• Entries provided:
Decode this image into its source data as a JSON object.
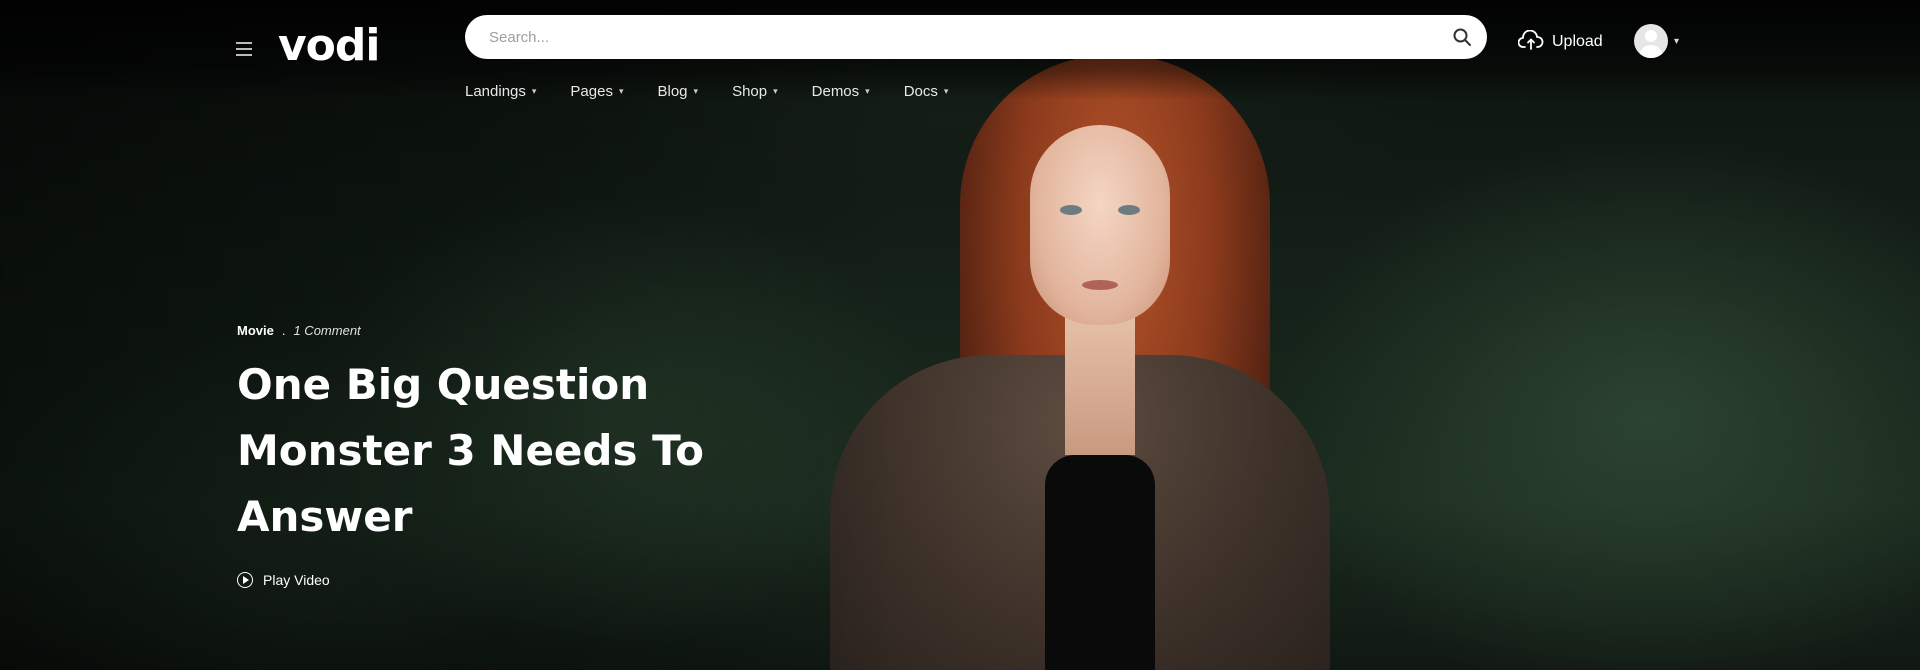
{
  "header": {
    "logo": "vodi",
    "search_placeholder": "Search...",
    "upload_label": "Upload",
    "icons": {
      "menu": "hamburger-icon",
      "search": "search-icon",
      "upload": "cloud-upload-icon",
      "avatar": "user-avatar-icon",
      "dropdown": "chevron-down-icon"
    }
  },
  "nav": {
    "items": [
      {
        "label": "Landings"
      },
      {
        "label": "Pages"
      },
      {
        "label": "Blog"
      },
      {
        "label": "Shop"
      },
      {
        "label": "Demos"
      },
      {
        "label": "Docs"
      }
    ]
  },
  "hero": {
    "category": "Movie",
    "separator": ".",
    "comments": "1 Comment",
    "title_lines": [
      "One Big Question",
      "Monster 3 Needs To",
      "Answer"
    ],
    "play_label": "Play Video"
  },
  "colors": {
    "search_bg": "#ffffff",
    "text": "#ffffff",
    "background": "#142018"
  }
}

• Task brief: Go through the entries above and output them exactly, without pictures.

• In response:
Decode this image into its source data as a JSON object.
{
  "header": {
    "logo": "vodi",
    "search_placeholder": "Search...",
    "upload_label": "Upload",
    "icons": {
      "menu": "hamburger-icon",
      "search": "search-icon",
      "upload": "cloud-upload-icon",
      "avatar": "user-avatar-icon",
      "dropdown": "chevron-down-icon"
    }
  },
  "nav": {
    "items": [
      {
        "label": "Landings"
      },
      {
        "label": "Pages"
      },
      {
        "label": "Blog"
      },
      {
        "label": "Shop"
      },
      {
        "label": "Demos"
      },
      {
        "label": "Docs"
      }
    ]
  },
  "hero": {
    "category": "Movie",
    "separator": ".",
    "comments": "1 Comment",
    "title_lines": [
      "One Big Question",
      "Monster 3 Needs To",
      "Answer"
    ],
    "play_label": "Play Video"
  },
  "colors": {
    "search_bg": "#ffffff",
    "text": "#ffffff",
    "background": "#142018"
  }
}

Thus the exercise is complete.